Show only lines that include "Settings".

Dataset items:
= = = = =

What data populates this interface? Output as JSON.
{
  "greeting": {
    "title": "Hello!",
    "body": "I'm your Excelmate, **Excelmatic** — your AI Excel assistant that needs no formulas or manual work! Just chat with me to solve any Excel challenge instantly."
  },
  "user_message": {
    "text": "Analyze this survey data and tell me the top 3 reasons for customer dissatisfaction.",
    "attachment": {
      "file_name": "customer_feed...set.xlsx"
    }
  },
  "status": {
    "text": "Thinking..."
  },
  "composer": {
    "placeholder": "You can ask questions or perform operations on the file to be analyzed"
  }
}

= = = = =

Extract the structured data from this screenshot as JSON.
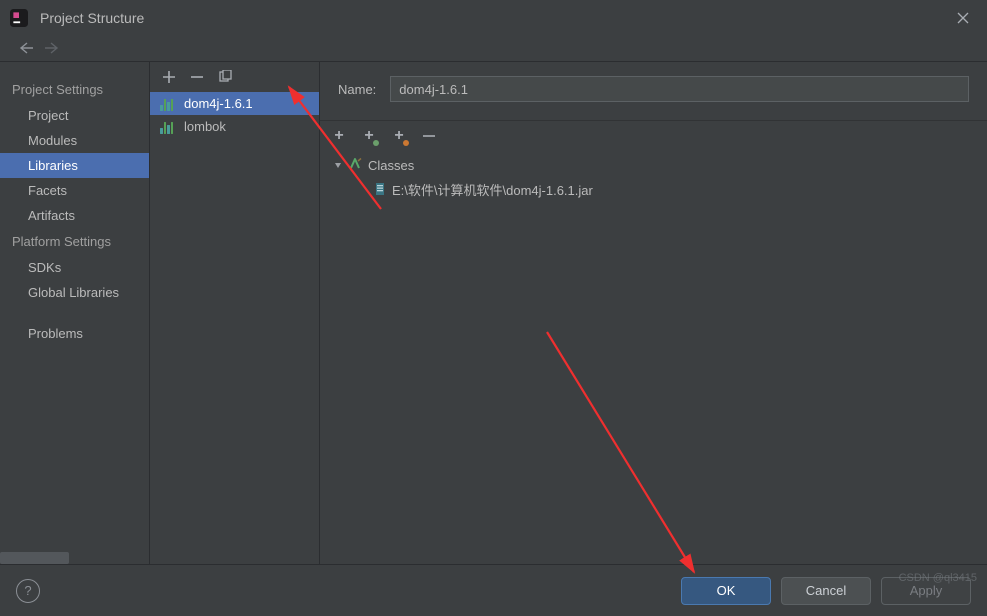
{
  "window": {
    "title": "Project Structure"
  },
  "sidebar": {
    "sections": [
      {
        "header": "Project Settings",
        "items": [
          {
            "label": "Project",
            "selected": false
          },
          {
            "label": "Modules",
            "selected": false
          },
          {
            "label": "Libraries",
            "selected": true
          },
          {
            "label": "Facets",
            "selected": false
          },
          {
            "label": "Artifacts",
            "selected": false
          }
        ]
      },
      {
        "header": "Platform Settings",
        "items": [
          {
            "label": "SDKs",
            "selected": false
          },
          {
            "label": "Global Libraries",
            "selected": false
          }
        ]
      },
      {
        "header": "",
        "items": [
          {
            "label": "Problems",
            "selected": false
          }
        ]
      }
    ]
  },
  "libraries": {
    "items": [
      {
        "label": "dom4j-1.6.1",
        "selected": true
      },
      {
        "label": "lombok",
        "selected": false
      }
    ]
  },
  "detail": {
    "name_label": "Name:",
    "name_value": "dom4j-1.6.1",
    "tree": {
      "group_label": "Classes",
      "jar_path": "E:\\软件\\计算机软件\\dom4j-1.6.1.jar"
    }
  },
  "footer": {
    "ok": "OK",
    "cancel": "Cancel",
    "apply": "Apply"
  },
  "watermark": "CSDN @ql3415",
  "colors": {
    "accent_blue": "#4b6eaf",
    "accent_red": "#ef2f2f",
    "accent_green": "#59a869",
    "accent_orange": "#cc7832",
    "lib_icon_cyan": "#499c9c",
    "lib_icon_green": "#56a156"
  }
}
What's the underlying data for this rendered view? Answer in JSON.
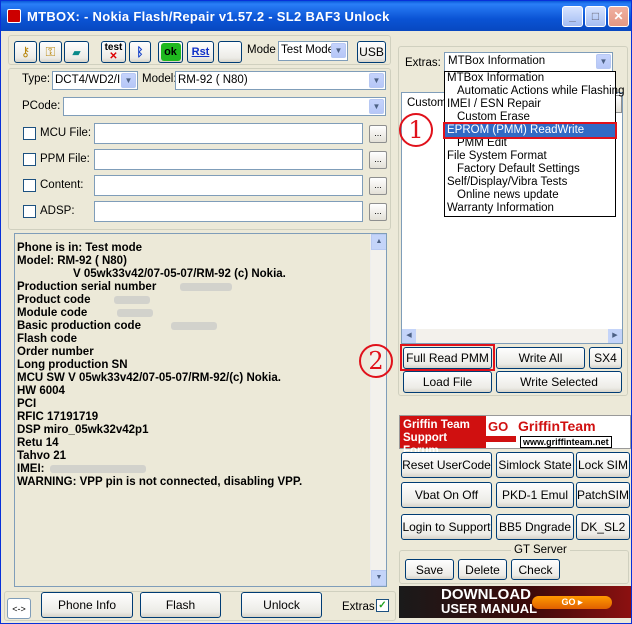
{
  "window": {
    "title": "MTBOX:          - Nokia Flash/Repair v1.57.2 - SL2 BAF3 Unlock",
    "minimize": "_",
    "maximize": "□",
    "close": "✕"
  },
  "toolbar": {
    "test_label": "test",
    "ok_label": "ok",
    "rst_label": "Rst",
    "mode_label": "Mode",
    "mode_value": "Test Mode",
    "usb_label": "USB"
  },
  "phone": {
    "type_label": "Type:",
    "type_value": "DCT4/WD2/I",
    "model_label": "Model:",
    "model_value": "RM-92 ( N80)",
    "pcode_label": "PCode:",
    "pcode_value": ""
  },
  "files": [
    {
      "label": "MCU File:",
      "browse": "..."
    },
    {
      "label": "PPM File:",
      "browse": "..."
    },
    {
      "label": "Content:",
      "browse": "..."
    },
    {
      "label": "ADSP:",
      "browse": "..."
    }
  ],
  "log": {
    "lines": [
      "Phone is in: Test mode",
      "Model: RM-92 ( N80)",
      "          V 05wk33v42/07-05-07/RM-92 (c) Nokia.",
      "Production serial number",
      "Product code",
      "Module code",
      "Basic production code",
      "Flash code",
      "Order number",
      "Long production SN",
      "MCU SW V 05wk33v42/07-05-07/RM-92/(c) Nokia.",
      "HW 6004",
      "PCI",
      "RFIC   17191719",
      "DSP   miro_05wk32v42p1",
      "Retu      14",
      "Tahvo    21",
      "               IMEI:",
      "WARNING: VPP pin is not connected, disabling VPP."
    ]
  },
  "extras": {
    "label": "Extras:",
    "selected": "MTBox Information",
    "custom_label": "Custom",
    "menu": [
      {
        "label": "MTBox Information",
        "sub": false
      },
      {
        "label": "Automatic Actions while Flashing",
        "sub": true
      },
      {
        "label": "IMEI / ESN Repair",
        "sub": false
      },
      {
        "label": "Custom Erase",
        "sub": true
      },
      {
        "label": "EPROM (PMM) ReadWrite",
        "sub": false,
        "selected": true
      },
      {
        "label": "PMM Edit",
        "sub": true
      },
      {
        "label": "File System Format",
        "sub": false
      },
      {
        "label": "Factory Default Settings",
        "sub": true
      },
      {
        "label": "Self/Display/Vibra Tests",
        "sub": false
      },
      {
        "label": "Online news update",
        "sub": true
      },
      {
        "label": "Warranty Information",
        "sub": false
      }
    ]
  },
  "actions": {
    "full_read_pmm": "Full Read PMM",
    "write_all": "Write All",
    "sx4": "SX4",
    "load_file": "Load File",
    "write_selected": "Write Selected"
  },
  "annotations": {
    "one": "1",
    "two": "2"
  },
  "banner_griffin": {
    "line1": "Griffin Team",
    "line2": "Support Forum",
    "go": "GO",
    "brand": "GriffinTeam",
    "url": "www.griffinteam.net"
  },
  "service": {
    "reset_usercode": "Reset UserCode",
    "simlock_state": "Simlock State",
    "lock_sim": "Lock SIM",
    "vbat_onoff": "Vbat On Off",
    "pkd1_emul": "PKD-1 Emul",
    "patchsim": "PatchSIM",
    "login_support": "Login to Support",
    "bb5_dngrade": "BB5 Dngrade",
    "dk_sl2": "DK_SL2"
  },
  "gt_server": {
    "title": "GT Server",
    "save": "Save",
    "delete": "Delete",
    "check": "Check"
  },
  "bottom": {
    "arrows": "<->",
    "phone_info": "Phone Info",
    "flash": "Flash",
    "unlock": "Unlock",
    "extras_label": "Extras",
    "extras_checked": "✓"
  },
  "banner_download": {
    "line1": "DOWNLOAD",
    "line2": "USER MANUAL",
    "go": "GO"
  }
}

= = = = =

▶ [Written solution]:
        "header": "Project Settings",
        "header": "Platform Settings",
        "label": "Factory Default Settings",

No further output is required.